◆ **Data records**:
************

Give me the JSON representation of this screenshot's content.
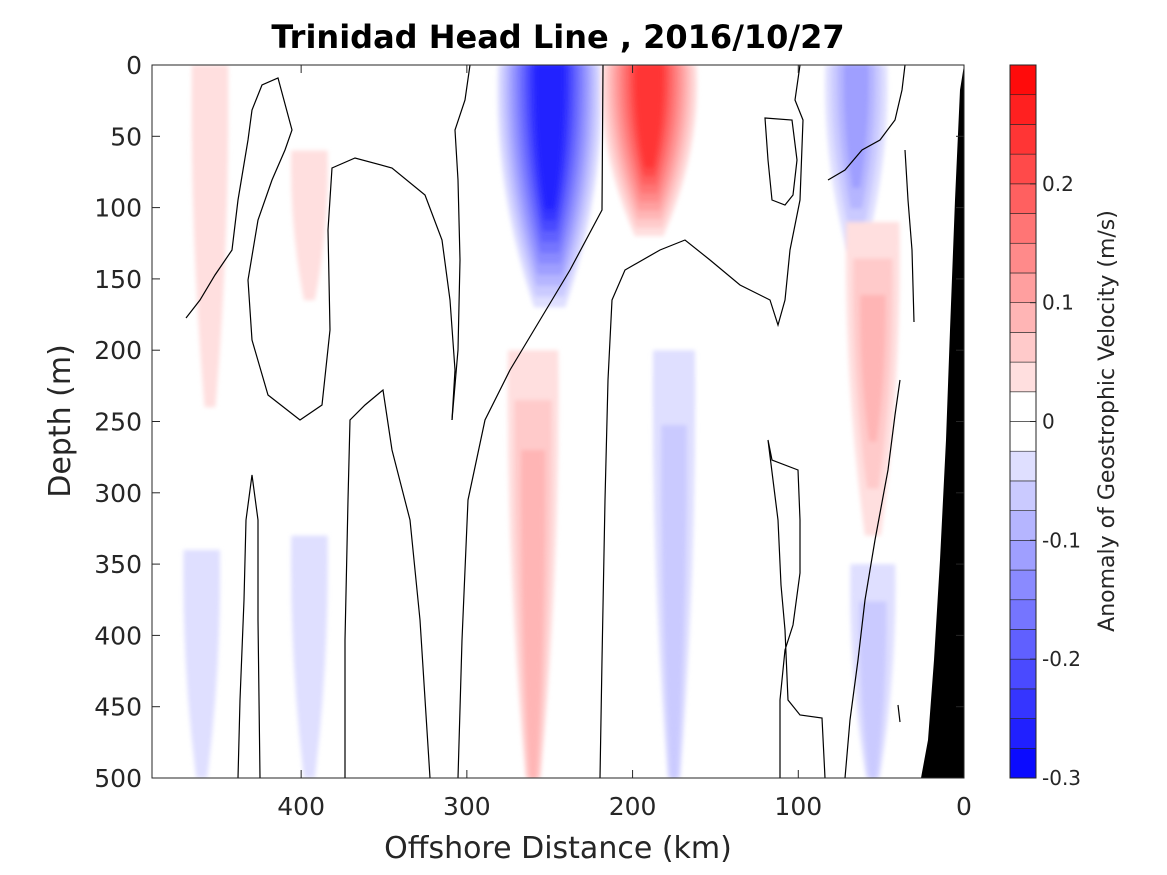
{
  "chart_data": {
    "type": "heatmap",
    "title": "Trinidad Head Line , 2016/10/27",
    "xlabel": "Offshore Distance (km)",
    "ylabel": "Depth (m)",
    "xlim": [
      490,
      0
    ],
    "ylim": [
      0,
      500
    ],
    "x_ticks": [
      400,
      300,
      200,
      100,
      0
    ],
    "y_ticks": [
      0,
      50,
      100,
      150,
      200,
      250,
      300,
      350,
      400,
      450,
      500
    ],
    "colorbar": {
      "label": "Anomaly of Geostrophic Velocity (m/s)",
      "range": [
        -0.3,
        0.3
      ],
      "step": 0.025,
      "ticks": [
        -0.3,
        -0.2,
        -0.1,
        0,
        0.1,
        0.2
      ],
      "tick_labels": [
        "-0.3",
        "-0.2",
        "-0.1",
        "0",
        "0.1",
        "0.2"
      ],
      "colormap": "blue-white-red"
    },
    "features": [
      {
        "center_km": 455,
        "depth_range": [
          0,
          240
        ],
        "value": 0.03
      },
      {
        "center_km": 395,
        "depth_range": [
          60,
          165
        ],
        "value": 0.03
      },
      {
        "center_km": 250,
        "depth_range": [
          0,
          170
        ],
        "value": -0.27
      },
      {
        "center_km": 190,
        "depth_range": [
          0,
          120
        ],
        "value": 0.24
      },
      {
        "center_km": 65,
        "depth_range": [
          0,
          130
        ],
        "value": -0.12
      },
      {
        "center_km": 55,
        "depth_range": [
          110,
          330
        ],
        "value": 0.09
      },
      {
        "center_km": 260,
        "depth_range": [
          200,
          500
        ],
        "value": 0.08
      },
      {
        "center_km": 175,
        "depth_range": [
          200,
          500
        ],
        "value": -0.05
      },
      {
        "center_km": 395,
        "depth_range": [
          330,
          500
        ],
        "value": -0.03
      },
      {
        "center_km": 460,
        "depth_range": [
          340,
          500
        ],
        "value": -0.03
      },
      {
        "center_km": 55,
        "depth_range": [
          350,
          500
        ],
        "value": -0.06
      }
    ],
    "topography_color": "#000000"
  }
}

************

Each record above is to be restated exactly, with its pictures removed from the copy.

Give me the JSON representation of this screenshot's content.
{
  "chart_data": {
    "type": "heatmap",
    "title": "Trinidad Head Line , 2016/10/27",
    "xlabel": "Offshore Distance (km)",
    "ylabel": "Depth (m)",
    "xlim": [
      490,
      0
    ],
    "ylim": [
      0,
      500
    ],
    "x_ticks": [
      400,
      300,
      200,
      100,
      0
    ],
    "y_ticks": [
      0,
      50,
      100,
      150,
      200,
      250,
      300,
      350,
      400,
      450,
      500
    ],
    "colorbar": {
      "label": "Anomaly of Geostrophic Velocity (m/s)",
      "range": [
        -0.3,
        0.3
      ],
      "step": 0.025,
      "ticks": [
        -0.3,
        -0.2,
        -0.1,
        0,
        0.1,
        0.2
      ],
      "tick_labels": [
        "-0.3",
        "-0.2",
        "-0.1",
        "0",
        "0.1",
        "0.2"
      ],
      "colormap": "blue-white-red"
    },
    "features": [
      {
        "center_km": 455,
        "depth_range": [
          0,
          240
        ],
        "value": 0.03
      },
      {
        "center_km": 395,
        "depth_range": [
          60,
          165
        ],
        "value": 0.03
      },
      {
        "center_km": 250,
        "depth_range": [
          0,
          170
        ],
        "value": -0.27
      },
      {
        "center_km": 190,
        "depth_range": [
          0,
          120
        ],
        "value": 0.24
      },
      {
        "center_km": 65,
        "depth_range": [
          0,
          130
        ],
        "value": -0.12
      },
      {
        "center_km": 55,
        "depth_range": [
          110,
          330
        ],
        "value": 0.09
      },
      {
        "center_km": 260,
        "depth_range": [
          200,
          500
        ],
        "value": 0.08
      },
      {
        "center_km": 175,
        "depth_range": [
          200,
          500
        ],
        "value": -0.05
      },
      {
        "center_km": 395,
        "depth_range": [
          330,
          500
        ],
        "value": -0.03
      },
      {
        "center_km": 460,
        "depth_range": [
          340,
          500
        ],
        "value": -0.03
      },
      {
        "center_km": 55,
        "depth_range": [
          350,
          500
        ],
        "value": -0.06
      }
    ],
    "topography_color": "#000000"
  }
}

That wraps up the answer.